## Objective
What follows is a listing. Return every line of it exactly.

## Raw records
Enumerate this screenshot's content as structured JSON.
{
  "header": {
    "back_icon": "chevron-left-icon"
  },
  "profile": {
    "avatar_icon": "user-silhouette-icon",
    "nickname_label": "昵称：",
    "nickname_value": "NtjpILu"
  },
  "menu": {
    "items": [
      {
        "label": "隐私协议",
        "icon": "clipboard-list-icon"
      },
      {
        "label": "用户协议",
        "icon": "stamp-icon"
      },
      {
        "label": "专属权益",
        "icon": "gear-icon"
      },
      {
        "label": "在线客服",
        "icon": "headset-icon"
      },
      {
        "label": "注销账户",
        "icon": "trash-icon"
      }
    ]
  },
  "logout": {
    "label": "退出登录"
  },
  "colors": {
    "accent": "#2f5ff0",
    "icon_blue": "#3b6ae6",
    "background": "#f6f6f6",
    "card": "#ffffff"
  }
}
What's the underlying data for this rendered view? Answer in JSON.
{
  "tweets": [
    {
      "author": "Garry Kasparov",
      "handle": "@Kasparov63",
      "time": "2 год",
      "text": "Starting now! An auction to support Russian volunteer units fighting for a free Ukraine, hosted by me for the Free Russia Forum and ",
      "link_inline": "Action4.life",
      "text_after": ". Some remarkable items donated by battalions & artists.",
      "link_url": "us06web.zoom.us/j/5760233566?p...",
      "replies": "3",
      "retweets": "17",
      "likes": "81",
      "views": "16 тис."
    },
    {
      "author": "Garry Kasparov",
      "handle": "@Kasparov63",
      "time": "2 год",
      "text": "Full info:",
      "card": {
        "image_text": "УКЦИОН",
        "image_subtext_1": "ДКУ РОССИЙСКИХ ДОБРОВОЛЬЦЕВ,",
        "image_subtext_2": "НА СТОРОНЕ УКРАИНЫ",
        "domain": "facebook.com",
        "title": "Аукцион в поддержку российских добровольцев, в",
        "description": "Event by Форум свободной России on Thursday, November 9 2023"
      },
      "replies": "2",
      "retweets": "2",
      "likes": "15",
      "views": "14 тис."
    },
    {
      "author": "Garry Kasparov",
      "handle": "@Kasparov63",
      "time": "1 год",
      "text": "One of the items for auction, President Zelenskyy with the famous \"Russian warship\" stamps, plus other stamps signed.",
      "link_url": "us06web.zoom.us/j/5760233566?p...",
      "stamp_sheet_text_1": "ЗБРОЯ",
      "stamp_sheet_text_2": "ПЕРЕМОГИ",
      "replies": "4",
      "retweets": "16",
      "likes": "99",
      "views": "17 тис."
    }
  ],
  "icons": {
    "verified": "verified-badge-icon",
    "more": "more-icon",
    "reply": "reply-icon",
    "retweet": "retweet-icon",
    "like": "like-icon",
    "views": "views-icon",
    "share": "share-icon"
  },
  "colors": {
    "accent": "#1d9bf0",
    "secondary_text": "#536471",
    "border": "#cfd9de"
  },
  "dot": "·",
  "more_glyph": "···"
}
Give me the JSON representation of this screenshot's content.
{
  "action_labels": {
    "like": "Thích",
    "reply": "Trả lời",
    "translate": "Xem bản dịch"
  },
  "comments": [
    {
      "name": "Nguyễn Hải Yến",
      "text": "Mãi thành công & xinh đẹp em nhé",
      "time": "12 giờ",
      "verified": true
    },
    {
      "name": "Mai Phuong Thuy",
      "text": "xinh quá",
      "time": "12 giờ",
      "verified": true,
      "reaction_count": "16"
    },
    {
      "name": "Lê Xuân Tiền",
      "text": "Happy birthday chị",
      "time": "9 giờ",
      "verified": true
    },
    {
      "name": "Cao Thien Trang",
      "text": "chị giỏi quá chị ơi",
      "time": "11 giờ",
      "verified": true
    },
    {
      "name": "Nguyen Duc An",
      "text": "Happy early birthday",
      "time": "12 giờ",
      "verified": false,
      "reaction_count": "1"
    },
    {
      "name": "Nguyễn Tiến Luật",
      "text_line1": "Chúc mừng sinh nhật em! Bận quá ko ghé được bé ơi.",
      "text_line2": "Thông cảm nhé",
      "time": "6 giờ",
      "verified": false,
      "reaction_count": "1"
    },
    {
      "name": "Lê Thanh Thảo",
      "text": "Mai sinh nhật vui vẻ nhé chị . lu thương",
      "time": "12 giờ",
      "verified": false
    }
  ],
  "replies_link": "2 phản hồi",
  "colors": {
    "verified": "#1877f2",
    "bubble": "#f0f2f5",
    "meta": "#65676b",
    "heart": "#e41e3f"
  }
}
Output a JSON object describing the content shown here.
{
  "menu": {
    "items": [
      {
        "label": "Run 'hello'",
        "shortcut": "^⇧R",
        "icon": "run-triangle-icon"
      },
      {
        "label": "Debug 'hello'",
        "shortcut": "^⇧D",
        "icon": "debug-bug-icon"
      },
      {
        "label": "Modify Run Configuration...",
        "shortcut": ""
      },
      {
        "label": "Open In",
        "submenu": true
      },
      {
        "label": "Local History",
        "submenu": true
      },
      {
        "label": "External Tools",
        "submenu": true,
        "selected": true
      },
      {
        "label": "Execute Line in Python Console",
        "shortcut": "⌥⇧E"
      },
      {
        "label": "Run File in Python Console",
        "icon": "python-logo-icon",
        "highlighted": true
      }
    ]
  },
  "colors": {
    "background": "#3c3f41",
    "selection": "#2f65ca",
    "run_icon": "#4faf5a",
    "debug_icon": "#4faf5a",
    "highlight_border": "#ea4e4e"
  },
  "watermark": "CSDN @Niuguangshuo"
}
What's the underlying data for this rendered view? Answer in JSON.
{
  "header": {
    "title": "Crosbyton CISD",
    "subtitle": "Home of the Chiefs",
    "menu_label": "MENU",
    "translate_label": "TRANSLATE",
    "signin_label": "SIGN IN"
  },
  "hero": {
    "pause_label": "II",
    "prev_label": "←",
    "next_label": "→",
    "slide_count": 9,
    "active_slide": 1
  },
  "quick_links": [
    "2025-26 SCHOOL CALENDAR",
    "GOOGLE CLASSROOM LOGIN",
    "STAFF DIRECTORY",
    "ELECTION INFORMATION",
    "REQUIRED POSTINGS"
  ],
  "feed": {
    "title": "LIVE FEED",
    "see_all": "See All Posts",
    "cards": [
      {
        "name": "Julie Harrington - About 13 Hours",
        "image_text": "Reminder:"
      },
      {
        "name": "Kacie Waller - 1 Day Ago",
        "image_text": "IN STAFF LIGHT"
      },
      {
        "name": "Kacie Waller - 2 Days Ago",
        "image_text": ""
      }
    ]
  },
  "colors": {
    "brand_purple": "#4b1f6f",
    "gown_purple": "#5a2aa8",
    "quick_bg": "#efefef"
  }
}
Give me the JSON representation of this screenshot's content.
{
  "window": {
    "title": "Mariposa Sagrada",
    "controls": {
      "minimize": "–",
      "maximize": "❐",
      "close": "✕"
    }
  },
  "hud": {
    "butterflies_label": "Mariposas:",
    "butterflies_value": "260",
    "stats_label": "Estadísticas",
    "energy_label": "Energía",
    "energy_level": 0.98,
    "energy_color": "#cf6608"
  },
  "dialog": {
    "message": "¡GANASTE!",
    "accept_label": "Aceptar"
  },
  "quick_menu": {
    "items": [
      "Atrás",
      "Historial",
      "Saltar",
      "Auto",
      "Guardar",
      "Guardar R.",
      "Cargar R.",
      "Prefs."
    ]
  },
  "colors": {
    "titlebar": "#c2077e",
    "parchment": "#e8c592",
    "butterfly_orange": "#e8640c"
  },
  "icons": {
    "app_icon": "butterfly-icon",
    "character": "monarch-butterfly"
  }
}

## Result of the exercise
Enumerate this screenshot's content as structured JSON.
{
  "header": {
    "back_icon": "chevron-left-icon"
  },
  "profile": {
    "avatar_icon": "user-silhouette-icon",
    "nickname_label": "昵称：",
    "nickname_value": "NtjpILu"
  },
  "menu": {
    "items": [
      {
        "label": "隐私协议",
        "icon": "clipboard-list-icon"
      },
      {
        "label": "用户协议",
        "icon": "stamp-icon"
      },
      {
        "label": "专属权益",
        "icon": "gear-icon"
      },
      {
        "label": "在线客服",
        "icon": "headset-icon"
      },
      {
        "label": "注销账户",
        "icon": "trash-icon"
      }
    ]
  },
  "logout": {
    "label": "退出登录"
  },
  "colors": {
    "accent": "#2f5ff0",
    "icon_blue": "#3b6ae6",
    "background": "#f6f6f6",
    "card": "#ffffff"
  }
}
What's the underlying data for this rendered view? Answer in JSON.
{
  "tweets": [
    {
      "author": "Garry Kasparov",
      "handle": "@Kasparov63",
      "time": "2 год",
      "text": "Starting now! An auction to support Russian volunteer units fighting for a free Ukraine, hosted by me for the Free Russia Forum and ",
      "link_inline": "Action4.life",
      "text_after": ". Some remarkable items donated by battalions & artists.",
      "link_url": "us06web.zoom.us/j/5760233566?p...",
      "replies": "3",
      "retweets": "17",
      "likes": "81",
      "views": "16 тис."
    },
    {
      "author": "Garry Kasparov",
      "handle": "@Kasparov63",
      "time": "2 год",
      "text": "Full info:",
      "card": {
        "image_text": "УКЦИОН",
        "image_subtext_1": "ДКУ РОССИЙСКИХ ДОБРОВОЛЬЦЕВ,",
        "image_subtext_2": "НА СТОРОНЕ УКРАИНЫ",
        "domain": "facebook.com",
        "title": "Аукцион в поддержку российских добровольцев, в",
        "description": "Event by Форум свободной России on Thursday, November 9 2023"
      },
      "replies": "2",
      "retweets": "2",
      "likes": "15",
      "views": "14 тис."
    },
    {
      "author": "Garry Kasparov",
      "handle": "@Kasparov63",
      "time": "1 год",
      "text": "One of the items for auction, President Zelenskyy with the famous \"Russian warship\" stamps, plus other stamps signed.",
      "link_url": "us06web.zoom.us/j/5760233566?p...",
      "stamp_sheet_text_1": "ЗБРОЯ",
      "stamp_sheet_text_2": "ПЕРЕМОГИ",
      "replies": "4",
      "retweets": "16",
      "likes": "99",
      "views": "17 тис."
    }
  ],
  "icons": {
    "verified": "verified-badge-icon",
    "more": "more-icon",
    "reply": "reply-icon",
    "retweet": "retweet-icon",
    "like": "like-icon",
    "views": "views-icon",
    "share": "share-icon"
  },
  "colors": {
    "accent": "#1d9bf0",
    "secondary_text": "#536471",
    "border": "#cfd9de"
  },
  "dot": "·",
  "more_glyph": "···"
}
Give me the JSON representation of this screenshot's content.
{
  "action_labels": {
    "like": "Thích",
    "reply": "Trả lời",
    "translate": "Xem bản dịch"
  },
  "comments": [
    {
      "name": "Nguyễn Hải Yến",
      "text": "Mãi thành công & xinh đẹp em nhé",
      "time": "12 giờ",
      "verified": true
    },
    {
      "name": "Mai Phuong Thuy",
      "text": "xinh quá",
      "time": "12 giờ",
      "verified": true,
      "reaction_count": "16"
    },
    {
      "name": "Lê Xuân Tiền",
      "text": "Happy birthday chị",
      "time": "9 giờ",
      "verified": true
    },
    {
      "name": "Cao Thien Trang",
      "text": "chị giỏi quá chị ơi",
      "time": "11 giờ",
      "verified": true
    },
    {
      "name": "Nguyen Duc An",
      "text": "Happy early birthday",
      "time": "12 giờ",
      "verified": false,
      "reaction_count": "1"
    },
    {
      "name": "Nguyễn Tiến Luật",
      "text_line1": "Chúc mừng sinh nhật em! Bận quá ko ghé được bé ơi.",
      "text_line2": "Thông cảm nhé",
      "time": "6 giờ",
      "verified": false,
      "reaction_count": "1"
    },
    {
      "name": "Lê Thanh Thảo",
      "text": "Mai sinh nhật vui vẻ nhé chị . lu thương",
      "time": "12 giờ",
      "verified": false
    }
  ],
  "replies_link": "2 phản hồi",
  "colors": {
    "verified": "#1877f2",
    "bubble": "#f0f2f5",
    "meta": "#65676b",
    "heart": "#e41e3f"
  }
}
Output a JSON object describing the content shown here.
{
  "menu": {
    "items": [
      {
        "label": "Run 'hello'",
        "shortcut": "^⇧R",
        "icon": "run-triangle-icon"
      },
      {
        "label": "Debug 'hello'",
        "shortcut": "^⇧D",
        "icon": "debug-bug-icon"
      },
      {
        "label": "Modify Run Configuration...",
        "shortcut": ""
      },
      {
        "label": "Open In",
        "submenu": true
      },
      {
        "label": "Local History",
        "submenu": true
      },
      {
        "label": "External Tools",
        "submenu": true,
        "selected": true
      },
      {
        "label": "Execute Line in Python Console",
        "shortcut": "⌥⇧E"
      },
      {
        "label": "Run File in Python Console",
        "icon": "python-logo-icon",
        "highlighted": true
      }
    ]
  },
  "colors": {
    "background": "#3c3f41",
    "selection": "#2f65ca",
    "run_icon": "#4faf5a",
    "debug_icon": "#4faf5a",
    "highlight_border": "#ea4e4e"
  },
  "watermark": "CSDN @Niuguangshuo"
}
What's the underlying data for this rendered view? Answer in JSON.
{
  "header": {
    "title": "Crosbyton CISD",
    "subtitle": "Home of the Chiefs",
    "menu_label": "MENU",
    "translate_label": "TRANSLATE",
    "signin_label": "SIGN IN"
  },
  "hero": {
    "pause_label": "II",
    "prev_label": "←",
    "next_label": "→",
    "slide_count": 9,
    "active_slide": 1
  },
  "quick_links": [
    "2025-26 SCHOOL CALENDAR",
    "GOOGLE CLASSROOM LOGIN",
    "STAFF DIRECTORY",
    "ELECTION INFORMATION",
    "REQUIRED POSTINGS"
  ],
  "feed": {
    "title": "LIVE FEED",
    "see_all": "See All Posts",
    "cards": [
      {
        "name": "Julie Harrington - About 13 Hours",
        "image_text": "Reminder:"
      },
      {
        "name": "Kacie Waller - 1 Day Ago",
        "image_text": "IN STAFF LIGHT"
      },
      {
        "name": "Kacie Waller - 2 Days Ago",
        "image_text": ""
      }
    ]
  },
  "colors": {
    "brand_purple": "#4b1f6f",
    "gown_purple": "#5a2aa8",
    "quick_bg": "#efefef"
  }
}
Give me the JSON representation of this screenshot's content.
{
  "window": {
    "title": "Mariposa Sagrada",
    "controls": {
      "minimize": "–",
      "maximize": "❐",
      "close": "✕"
    }
  },
  "hud": {
    "butterflies_label": "Mariposas:",
    "butterflies_value": "260",
    "stats_label": "Estadísticas",
    "energy_label": "Energía",
    "energy_level": 0.98,
    "energy_color": "#cf6608"
  },
  "dialog": {
    "message": "¡GANASTE!",
    "accept_label": "Aceptar"
  },
  "quick_menu": {
    "items": [
      "Atrás",
      "Historial",
      "Saltar",
      "Auto",
      "Guardar",
      "Guardar R.",
      "Cargar R.",
      "Prefs."
    ]
  },
  "colors": {
    "titlebar": "#c2077e",
    "parchment": "#e8c592",
    "butterfly_orange": "#e8640c"
  },
  "icons": {
    "app_icon": "butterfly-icon",
    "character": "monarch-butterfly"
  }
}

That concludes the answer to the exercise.